- [TAREAS]:
#1 Enumera los grupos de niños que, según el artículo sobre los edificios sociales de Ferrol, acogían o albergaban antes esos inmuebles.
#2 Prosigue el artículo sobre los edificios sociales de Ferrol a partir de su última oración.

- [FRAGMENTO DEL DOCUMENTO]:
• • • • •

Ferrol actualiza sus edificios sociales

Rocío Pita Parada
Rocío Pita Parada FERROL / LA VOZ

FERROL

Inmuebles emblemáticos del centro se adaptan a las necesidades del siglo XXI

19 nov 2012 . Actualizado a las 07:00 h.

Un edificio nacido para acoger niños huérfanos será centro cívico. Otro que hasta hace semanas albergaba niños inmigrantes ilegales servirá para que duerman universitarios. Y otro que tradicionalmente daba hogar a pequeños abandonados es utilizado como base de operaciones a los servicios sociales ferrolanos. Todos situados a menos de una manzana de distancia en pleno centro de Ferrol, en el eje entre las calles Méndez Núñez y Sánchez Barcaiztegui. Los nuevos tiempos se han impuesto a la historia, y edificios nacidos para prestar asistencia a los más desfavorecidos se han reconvertido para adaptarse al siglo XXI.

• • • • •

- [CONTENIDO DE REGISTROS]:
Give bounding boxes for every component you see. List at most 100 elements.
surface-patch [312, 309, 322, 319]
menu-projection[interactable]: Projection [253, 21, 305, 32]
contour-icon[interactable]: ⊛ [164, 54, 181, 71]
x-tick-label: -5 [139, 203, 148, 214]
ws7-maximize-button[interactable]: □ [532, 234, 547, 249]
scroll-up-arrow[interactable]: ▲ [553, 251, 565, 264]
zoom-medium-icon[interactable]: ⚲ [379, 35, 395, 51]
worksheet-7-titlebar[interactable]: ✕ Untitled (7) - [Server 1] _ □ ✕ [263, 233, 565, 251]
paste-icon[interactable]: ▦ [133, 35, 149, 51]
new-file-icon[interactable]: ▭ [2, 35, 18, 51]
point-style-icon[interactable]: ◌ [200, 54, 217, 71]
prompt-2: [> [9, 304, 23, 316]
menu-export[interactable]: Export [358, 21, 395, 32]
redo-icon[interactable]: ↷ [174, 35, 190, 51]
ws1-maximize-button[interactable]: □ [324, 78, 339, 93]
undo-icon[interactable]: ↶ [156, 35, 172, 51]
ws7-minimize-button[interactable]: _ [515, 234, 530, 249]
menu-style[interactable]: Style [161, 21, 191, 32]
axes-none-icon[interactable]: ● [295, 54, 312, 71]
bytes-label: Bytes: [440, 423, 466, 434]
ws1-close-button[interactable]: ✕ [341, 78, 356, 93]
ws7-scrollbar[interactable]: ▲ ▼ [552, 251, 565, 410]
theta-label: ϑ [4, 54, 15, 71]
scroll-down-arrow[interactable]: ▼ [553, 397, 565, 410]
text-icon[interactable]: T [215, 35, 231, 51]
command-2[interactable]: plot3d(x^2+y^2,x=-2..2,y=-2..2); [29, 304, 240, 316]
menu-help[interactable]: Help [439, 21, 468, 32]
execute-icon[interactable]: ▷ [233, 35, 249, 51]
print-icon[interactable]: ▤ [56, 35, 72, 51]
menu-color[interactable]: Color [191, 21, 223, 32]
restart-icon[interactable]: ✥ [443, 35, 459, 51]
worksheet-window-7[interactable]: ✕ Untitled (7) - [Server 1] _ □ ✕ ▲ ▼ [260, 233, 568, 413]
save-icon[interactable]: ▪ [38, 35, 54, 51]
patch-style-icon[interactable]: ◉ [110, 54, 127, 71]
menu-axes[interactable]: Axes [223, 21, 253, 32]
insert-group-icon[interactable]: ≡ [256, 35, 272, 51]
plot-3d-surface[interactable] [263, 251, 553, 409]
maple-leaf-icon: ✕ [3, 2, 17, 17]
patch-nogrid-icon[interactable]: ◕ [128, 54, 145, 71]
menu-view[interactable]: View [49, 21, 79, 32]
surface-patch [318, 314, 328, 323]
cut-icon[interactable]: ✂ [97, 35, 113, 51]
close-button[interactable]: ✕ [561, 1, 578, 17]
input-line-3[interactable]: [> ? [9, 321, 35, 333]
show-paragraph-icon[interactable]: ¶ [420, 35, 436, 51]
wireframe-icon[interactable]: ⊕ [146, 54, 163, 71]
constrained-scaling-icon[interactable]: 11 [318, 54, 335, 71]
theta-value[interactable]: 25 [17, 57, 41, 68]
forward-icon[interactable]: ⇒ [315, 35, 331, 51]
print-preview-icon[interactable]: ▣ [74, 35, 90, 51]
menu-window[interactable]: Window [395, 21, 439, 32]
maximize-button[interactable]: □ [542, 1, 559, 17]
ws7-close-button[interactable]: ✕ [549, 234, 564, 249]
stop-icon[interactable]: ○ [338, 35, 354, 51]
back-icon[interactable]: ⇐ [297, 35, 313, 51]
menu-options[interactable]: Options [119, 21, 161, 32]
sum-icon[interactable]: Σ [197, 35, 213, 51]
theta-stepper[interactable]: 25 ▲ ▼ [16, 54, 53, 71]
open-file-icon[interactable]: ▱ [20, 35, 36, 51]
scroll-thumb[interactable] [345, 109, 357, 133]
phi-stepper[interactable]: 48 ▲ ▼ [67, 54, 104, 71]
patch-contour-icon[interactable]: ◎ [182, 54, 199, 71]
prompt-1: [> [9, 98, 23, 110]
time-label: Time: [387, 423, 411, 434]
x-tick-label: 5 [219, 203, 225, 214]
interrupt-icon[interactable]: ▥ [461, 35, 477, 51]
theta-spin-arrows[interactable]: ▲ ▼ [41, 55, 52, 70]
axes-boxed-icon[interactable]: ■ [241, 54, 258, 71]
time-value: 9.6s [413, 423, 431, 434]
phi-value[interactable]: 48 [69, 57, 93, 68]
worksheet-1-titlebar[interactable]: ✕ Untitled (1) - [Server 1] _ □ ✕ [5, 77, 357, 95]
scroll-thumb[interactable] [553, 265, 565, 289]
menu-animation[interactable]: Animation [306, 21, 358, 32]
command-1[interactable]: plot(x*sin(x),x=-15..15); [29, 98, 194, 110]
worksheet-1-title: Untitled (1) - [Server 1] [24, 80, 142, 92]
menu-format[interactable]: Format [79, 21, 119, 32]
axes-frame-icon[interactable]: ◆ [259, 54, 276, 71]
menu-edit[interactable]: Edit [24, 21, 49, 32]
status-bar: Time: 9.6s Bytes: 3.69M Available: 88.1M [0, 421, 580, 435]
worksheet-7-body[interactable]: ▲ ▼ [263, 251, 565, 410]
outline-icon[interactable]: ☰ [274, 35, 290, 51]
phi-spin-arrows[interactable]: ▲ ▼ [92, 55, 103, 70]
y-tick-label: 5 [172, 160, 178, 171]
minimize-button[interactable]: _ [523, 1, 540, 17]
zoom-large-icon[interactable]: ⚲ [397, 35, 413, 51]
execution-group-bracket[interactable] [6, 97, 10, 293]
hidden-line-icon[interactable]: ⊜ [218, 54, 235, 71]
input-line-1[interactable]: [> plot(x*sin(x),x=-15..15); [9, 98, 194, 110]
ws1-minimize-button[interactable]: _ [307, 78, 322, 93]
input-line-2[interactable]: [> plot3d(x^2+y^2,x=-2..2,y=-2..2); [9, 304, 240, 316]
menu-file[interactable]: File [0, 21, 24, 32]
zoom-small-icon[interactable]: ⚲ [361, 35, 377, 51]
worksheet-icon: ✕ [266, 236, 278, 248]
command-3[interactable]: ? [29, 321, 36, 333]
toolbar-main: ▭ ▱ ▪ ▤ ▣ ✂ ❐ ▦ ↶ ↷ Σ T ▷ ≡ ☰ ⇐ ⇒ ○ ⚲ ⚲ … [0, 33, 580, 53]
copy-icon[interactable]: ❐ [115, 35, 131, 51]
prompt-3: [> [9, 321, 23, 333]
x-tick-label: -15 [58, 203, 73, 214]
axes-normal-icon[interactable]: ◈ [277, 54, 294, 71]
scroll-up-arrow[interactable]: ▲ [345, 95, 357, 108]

• • • • •

- [RESULTADOS ESPERADOS]:
#1
- Niños huérfanos
- Niños inmigrantes ilegales
- Pequeños abandonados

#2
El futuro que les aguarda pasa también por lo social, aunque de forma distinta a la que fueron concebidos. El flamante Hospicio es el mayor exponente de este cambio radical. En poco se asemeja ya su luminoso interior de las sombrías historias que cientos de pequeños vivieron en el orfanato. Y tampoco su pasado al del nuevo centro cívico y aulas para la formación de hosteleros de que presume ahora el Concello y para el que planea nuevos usos.

El antiguo centro de menores Soutomaior es el otro gran ejemplo. Criticado por los trabajadores y también por una parte de la oposición, es el lugar elegido para la residencia universitaria que se preveía durante más de una década en el Sánchez Aguilera. Las dificultades para cerrar con éxito el convenio con Defensa, que haría pasar a manos municipales propiedades desafectadas, entre ellas los tres pabellones que se planeaba ocupar, han auspiciado otra posibilidad, que podría convertirse en la definitiva. Sin apenas inversión -el centro ya está habilitado para la convivencia diaria de jóvenes- y con el beneplácito de su titular, la Xunta, y de las partes implicadas, Concello y UDC, los estudiantes dispondrán de 40 plazas a precios públicos en Sánchez Barcaiztegui.